_Given task:_ What follows is a set of records, each of which is to be written out exactly.

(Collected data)
··········
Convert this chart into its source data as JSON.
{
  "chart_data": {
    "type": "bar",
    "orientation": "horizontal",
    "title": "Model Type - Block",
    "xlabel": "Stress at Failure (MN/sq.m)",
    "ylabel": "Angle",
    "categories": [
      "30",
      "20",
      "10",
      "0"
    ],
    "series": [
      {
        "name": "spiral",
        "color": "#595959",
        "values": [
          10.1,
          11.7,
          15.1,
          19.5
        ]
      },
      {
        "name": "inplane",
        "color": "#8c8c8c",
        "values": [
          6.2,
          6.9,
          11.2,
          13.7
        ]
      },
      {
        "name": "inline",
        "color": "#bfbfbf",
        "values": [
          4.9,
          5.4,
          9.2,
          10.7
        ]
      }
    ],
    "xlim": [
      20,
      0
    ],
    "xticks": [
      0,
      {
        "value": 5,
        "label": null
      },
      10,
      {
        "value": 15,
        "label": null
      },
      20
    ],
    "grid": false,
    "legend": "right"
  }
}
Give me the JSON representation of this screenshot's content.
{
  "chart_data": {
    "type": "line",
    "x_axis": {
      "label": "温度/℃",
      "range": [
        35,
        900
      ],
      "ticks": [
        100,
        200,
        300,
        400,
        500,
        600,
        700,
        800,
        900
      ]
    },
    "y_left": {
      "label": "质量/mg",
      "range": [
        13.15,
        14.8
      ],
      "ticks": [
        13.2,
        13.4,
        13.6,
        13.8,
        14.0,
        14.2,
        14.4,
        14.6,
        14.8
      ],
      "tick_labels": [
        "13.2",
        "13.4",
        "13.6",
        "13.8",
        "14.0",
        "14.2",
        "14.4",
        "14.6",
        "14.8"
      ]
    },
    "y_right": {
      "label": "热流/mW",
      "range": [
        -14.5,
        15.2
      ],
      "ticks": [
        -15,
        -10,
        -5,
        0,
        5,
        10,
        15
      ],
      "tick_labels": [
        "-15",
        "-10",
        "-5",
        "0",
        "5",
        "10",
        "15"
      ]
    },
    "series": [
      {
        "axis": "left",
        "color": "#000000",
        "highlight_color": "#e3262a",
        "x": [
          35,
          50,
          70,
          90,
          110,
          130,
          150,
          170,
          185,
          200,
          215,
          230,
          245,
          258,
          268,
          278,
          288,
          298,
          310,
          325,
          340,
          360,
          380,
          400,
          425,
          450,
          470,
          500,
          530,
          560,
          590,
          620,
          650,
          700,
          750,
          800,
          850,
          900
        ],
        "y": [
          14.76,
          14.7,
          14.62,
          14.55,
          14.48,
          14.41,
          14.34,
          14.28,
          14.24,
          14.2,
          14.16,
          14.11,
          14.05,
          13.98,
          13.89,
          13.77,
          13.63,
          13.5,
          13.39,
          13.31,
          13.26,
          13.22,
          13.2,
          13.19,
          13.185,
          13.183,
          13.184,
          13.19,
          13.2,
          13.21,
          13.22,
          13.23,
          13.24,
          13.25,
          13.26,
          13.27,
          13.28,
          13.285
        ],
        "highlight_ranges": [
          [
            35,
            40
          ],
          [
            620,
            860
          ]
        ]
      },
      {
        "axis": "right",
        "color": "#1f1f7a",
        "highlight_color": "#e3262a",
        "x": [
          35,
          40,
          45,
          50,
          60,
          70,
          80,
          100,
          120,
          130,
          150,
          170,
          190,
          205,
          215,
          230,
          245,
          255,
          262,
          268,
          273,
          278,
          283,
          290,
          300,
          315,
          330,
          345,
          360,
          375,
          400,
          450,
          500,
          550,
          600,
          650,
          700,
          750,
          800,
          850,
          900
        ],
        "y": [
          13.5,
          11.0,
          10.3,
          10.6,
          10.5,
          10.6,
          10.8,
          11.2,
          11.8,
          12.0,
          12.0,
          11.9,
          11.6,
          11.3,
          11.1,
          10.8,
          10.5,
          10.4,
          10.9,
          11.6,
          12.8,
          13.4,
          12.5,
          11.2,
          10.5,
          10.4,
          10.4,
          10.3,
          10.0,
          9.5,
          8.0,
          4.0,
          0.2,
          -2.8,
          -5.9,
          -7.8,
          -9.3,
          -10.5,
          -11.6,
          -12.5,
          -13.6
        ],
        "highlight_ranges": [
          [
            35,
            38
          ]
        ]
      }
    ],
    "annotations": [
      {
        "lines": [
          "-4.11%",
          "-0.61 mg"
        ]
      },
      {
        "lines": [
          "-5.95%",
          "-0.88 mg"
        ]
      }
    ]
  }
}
··········
_Complete answer:_
Convert this chart into its source data as JSON.
{
  "chart_data": {
    "type": "bar",
    "orientation": "horizontal",
    "title": "Model Type - Block",
    "xlabel": "Stress at Failure (MN/sq.m)",
    "ylabel": "Angle",
    "categories": [
      "30",
      "20",
      "10",
      "0"
    ],
    "series": [
      {
        "name": "spiral",
        "color": "#595959",
        "values": [
          10.1,
          11.7,
          15.1,
          19.5
        ]
      },
      {
        "name": "inplane",
        "color": "#8c8c8c",
        "values": [
          6.2,
          6.9,
          11.2,
          13.7
        ]
      },
      {
        "name": "inline",
        "color": "#bfbfbf",
        "values": [
          4.9,
          5.4,
          9.2,
          10.7
        ]
      }
    ],
    "xlim": [
      20,
      0
    ],
    "xticks": [
      0,
      {
        "value": 5,
        "label": null
      },
      10,
      {
        "value": 15,
        "label": null
      },
      20
    ],
    "grid": false,
    "legend": "right"
  }
}
Give me the JSON representation of this screenshot's content.
{
  "chart_data": {
    "type": "line",
    "x_axis": {
      "label": "温度/℃",
      "range": [
        35,
        900
      ],
      "ticks": [
        100,
        200,
        300,
        400,
        500,
        600,
        700,
        800,
        900
      ]
    },
    "y_left": {
      "label": "质量/mg",
      "range": [
        13.15,
        14.8
      ],
      "ticks": [
        13.2,
        13.4,
        13.6,
        13.8,
        14.0,
        14.2,
        14.4,
        14.6,
        14.8
      ],
      "tick_labels": [
        "13.2",
        "13.4",
        "13.6",
        "13.8",
        "14.0",
        "14.2",
        "14.4",
        "14.6",
        "14.8"
      ]
    },
    "y_right": {
      "label": "热流/mW",
      "range": [
        -14.5,
        15.2
      ],
      "ticks": [
        -15,
        -10,
        -5,
        0,
        5,
        10,
        15
      ],
      "tick_labels": [
        "-15",
        "-10",
        "-5",
        "0",
        "5",
        "10",
        "15"
      ]
    },
    "series": [
      {
        "axis": "left",
        "color": "#000000",
        "highlight_color": "#e3262a",
        "x": [
          35,
          50,
          70,
          90,
          110,
          130,
          150,
          170,
          185,
          200,
          215,
          230,
          245,
          258,
          268,
          278,
          288,
          298,
          310,
          325,
          340,
          360,
          380,
          400,
          425,
          450,
          470,
          500,
          530,
          560,
          590,
          620,
          650,
          700,
          750,
          800,
          850,
          900
        ],
        "y": [
          14.76,
          14.7,
          14.62,
          14.55,
          14.48,
          14.41,
          14.34,
          14.28,
          14.24,
          14.2,
          14.16,
          14.11,
          14.05,
          13.98,
          13.89,
          13.77,
          13.63,
          13.5,
          13.39,
          13.31,
          13.26,
          13.22,
          13.2,
          13.19,
          13.185,
          13.183,
          13.184,
          13.19,
          13.2,
          13.21,
          13.22,
          13.23,
          13.24,
          13.25,
          13.26,
          13.27,
          13.28,
          13.285
        ],
        "highlight_ranges": [
          [
            35,
            40
          ],
          [
            620,
            860
          ]
        ]
      },
      {
        "axis": "right",
        "color": "#1f1f7a",
        "highlight_color": "#e3262a",
        "x": [
          35,
          40,
          45,
          50,
          60,
          70,
          80,
          100,
          120,
          130,
          150,
          170,
          190,
          205,
          215,
          230,
          245,
          255,
          262,
          268,
          273,
          278,
          283,
          290,
          300,
          315,
          330,
          345,
          360,
          375,
          400,
          450,
          500,
          550,
          600,
          650,
          700,
          750,
          800,
          850,
          900
        ],
        "y": [
          13.5,
          11.0,
          10.3,
          10.6,
          10.5,
          10.6,
          10.8,
          11.2,
          11.8,
          12.0,
          12.0,
          11.9,
          11.6,
          11.3,
          11.1,
          10.8,
          10.5,
          10.4,
          10.9,
          11.6,
          12.8,
          13.4,
          12.5,
          11.2,
          10.5,
          10.4,
          10.4,
          10.3,
          10.0,
          9.5,
          8.0,
          4.0,
          0.2,
          -2.8,
          -5.9,
          -7.8,
          -9.3,
          -10.5,
          -11.6,
          -12.5,
          -13.6
        ],
        "highlight_ranges": [
          [
            35,
            38
          ]
        ]
      }
    ],
    "annotations": [
      {
        "lines": [
          "-4.11%",
          "-0.61 mg"
        ]
      },
      {
        "lines": [
          "-5.95%",
          "-0.88 mg"
        ]
      }
    ]
  }
}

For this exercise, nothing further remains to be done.